TASK TO CARRY OUT
Scan the records below. List lines holding "this".
-- Start DATA ENTRIES --
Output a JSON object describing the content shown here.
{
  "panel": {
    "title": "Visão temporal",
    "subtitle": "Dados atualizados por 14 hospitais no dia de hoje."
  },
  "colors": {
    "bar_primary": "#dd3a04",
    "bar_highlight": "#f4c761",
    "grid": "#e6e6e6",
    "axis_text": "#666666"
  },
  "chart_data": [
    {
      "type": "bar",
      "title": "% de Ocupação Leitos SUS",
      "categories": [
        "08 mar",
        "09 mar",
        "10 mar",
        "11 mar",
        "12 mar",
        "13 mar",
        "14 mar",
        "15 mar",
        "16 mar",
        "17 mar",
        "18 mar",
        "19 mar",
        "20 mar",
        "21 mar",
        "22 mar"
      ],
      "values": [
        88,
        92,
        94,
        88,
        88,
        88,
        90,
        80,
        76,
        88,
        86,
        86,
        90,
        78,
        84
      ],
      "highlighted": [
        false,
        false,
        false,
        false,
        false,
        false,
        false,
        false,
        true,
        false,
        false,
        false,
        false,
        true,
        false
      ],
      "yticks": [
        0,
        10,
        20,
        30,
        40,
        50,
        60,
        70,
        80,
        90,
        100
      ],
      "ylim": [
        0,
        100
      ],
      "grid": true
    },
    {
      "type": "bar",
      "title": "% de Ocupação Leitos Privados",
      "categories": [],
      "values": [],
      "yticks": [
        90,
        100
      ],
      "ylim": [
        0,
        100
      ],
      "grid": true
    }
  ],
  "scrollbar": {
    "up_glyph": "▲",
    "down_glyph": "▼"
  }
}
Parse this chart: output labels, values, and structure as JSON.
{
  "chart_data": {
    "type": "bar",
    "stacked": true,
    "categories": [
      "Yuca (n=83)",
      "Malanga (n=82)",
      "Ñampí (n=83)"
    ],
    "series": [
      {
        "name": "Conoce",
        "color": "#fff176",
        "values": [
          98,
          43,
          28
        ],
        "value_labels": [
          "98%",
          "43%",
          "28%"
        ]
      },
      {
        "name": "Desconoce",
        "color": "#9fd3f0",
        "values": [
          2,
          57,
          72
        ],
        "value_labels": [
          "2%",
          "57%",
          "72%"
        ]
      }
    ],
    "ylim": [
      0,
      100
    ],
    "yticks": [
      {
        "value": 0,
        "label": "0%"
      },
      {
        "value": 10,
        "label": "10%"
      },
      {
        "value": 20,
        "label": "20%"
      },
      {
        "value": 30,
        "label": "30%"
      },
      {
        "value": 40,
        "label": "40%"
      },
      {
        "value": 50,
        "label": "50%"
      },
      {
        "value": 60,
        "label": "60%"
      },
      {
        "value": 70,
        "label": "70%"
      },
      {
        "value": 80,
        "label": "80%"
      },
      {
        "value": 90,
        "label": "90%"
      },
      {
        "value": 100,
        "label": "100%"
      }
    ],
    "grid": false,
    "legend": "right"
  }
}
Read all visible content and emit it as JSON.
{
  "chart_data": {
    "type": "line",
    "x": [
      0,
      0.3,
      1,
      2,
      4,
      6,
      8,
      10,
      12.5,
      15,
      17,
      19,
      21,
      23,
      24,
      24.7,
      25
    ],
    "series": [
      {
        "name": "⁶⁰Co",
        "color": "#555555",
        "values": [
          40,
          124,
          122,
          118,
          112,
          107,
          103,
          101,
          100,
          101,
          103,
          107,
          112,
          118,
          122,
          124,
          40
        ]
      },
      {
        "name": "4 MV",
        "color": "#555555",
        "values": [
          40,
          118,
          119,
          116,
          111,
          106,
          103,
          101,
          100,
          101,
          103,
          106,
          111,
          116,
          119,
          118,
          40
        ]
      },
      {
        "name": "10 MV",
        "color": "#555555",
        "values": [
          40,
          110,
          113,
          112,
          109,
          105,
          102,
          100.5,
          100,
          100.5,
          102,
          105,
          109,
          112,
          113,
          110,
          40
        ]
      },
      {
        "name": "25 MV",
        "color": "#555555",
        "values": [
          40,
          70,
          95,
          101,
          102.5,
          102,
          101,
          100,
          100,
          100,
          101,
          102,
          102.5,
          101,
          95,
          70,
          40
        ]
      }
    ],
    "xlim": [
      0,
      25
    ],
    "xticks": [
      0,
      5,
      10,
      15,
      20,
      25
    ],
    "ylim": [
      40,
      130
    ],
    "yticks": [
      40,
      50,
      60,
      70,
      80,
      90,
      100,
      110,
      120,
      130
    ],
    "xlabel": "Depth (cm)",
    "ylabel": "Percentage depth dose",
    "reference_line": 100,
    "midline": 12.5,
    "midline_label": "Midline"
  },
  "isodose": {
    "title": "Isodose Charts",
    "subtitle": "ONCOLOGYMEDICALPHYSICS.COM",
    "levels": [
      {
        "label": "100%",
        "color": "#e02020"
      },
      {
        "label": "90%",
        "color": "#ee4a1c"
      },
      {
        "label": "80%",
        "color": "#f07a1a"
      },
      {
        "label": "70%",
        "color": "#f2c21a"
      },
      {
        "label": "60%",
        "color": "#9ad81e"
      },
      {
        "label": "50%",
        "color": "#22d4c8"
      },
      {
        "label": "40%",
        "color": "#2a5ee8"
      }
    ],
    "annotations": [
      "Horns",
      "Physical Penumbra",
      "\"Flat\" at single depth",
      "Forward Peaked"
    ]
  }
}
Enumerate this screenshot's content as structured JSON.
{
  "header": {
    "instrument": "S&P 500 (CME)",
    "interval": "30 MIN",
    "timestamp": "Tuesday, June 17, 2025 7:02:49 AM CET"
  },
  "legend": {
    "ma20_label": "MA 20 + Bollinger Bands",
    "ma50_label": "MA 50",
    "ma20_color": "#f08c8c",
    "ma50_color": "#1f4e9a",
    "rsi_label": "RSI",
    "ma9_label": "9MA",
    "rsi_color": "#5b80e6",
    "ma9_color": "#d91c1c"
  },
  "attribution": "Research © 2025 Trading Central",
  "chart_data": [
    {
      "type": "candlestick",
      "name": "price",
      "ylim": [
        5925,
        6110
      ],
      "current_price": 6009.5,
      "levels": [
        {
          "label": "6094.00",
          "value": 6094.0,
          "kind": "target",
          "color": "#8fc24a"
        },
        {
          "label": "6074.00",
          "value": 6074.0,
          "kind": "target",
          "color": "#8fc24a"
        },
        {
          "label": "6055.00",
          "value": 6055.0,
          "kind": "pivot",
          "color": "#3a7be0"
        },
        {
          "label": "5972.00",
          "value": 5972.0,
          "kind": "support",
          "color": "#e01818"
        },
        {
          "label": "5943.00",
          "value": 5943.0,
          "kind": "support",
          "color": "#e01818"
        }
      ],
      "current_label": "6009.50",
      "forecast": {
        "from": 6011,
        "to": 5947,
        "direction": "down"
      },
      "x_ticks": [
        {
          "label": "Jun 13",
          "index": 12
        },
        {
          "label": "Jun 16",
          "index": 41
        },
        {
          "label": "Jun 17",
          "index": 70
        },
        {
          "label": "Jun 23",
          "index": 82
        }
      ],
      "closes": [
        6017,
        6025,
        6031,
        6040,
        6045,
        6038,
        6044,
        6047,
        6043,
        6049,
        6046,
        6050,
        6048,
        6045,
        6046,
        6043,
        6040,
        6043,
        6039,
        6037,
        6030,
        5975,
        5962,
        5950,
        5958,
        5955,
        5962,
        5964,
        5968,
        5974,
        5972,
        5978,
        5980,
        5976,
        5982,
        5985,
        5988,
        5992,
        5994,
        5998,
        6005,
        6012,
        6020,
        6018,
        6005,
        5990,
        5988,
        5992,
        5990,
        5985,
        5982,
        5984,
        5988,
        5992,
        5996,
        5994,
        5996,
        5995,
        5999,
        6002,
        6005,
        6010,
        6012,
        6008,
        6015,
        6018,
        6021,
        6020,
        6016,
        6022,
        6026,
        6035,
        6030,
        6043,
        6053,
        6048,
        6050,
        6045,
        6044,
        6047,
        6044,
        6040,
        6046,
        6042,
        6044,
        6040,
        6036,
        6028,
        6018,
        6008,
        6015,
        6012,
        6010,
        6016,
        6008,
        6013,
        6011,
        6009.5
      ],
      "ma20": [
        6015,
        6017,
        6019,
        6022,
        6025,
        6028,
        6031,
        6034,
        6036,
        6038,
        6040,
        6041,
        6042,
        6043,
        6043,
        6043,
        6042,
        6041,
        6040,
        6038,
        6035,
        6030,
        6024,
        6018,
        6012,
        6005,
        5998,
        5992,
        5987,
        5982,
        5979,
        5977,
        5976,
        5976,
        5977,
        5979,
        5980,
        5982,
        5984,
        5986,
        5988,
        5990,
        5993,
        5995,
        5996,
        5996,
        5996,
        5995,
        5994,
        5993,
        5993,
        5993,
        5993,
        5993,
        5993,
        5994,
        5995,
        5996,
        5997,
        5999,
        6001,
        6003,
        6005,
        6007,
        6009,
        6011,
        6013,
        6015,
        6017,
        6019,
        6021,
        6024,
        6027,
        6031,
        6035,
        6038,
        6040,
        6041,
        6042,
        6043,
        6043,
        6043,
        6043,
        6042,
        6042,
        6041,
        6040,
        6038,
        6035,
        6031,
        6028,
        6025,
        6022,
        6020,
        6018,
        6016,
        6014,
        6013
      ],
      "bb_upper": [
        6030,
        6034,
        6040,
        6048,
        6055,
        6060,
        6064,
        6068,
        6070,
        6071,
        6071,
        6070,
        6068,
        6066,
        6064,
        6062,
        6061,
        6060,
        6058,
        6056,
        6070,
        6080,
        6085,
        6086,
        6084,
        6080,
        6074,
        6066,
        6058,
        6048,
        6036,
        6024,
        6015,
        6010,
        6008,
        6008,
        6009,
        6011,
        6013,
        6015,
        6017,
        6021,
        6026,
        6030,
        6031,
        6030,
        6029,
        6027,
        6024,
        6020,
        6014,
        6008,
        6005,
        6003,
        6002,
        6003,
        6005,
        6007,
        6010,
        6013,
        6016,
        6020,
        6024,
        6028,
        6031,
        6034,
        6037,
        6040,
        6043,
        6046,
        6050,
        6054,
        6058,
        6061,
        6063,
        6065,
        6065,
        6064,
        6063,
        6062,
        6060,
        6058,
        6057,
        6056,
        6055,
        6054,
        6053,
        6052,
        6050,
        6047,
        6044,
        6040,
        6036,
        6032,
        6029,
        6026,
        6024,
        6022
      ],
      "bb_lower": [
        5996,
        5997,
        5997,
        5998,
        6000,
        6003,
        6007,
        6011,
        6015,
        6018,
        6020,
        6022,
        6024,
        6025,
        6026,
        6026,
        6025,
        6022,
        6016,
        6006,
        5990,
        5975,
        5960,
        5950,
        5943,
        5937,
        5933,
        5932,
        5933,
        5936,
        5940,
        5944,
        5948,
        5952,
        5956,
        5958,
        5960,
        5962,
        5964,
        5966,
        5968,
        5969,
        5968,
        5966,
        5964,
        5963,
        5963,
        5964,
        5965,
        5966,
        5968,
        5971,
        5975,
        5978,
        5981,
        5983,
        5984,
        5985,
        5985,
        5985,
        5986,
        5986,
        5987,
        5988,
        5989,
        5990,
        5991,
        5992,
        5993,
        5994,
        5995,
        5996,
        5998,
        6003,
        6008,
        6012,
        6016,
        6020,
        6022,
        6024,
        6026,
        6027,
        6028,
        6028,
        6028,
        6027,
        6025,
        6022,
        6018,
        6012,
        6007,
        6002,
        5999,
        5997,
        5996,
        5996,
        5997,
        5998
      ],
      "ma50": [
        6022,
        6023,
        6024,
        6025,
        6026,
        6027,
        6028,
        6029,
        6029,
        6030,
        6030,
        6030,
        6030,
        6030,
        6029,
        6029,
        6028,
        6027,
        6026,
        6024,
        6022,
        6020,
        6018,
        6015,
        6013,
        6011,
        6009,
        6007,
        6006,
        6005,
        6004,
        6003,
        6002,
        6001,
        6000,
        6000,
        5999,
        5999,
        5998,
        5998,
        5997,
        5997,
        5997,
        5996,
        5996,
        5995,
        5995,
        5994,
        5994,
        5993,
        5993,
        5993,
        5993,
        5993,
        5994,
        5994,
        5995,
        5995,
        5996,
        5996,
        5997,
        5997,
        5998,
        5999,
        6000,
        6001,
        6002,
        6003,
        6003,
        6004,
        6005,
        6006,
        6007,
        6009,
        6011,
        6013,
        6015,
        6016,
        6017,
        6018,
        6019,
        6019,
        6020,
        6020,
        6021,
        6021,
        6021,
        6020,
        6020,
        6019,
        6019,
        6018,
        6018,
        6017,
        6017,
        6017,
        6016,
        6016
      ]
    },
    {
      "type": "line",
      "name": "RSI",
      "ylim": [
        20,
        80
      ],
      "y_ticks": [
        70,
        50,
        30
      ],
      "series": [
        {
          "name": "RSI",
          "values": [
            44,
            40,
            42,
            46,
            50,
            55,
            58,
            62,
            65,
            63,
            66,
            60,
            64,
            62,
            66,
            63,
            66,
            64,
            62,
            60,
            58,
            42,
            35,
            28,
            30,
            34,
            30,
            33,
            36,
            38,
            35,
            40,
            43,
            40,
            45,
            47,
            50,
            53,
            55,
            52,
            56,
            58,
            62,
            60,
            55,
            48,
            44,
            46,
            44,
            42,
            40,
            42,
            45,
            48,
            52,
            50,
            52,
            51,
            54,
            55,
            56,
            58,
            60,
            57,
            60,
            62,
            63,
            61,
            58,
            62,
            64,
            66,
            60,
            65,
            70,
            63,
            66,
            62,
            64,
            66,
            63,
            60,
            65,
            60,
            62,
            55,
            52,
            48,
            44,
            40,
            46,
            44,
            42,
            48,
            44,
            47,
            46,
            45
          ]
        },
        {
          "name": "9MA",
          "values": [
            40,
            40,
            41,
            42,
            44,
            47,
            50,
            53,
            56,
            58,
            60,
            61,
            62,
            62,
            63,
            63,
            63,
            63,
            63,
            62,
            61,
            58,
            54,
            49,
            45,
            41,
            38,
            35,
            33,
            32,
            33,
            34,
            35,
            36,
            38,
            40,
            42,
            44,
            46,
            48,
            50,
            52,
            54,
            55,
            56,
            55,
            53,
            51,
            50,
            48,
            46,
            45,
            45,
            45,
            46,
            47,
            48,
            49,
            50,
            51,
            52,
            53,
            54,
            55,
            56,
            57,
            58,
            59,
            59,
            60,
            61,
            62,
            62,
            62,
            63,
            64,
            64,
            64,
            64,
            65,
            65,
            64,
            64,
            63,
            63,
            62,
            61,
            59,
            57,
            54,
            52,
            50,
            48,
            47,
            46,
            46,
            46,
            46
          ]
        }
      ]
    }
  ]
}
-- End DATA ENTRIES --
FINISHED ANSWER
Parse this chart: output labels, values, and structure as JSON.
Enumerate this screenshot's content as structured JSON.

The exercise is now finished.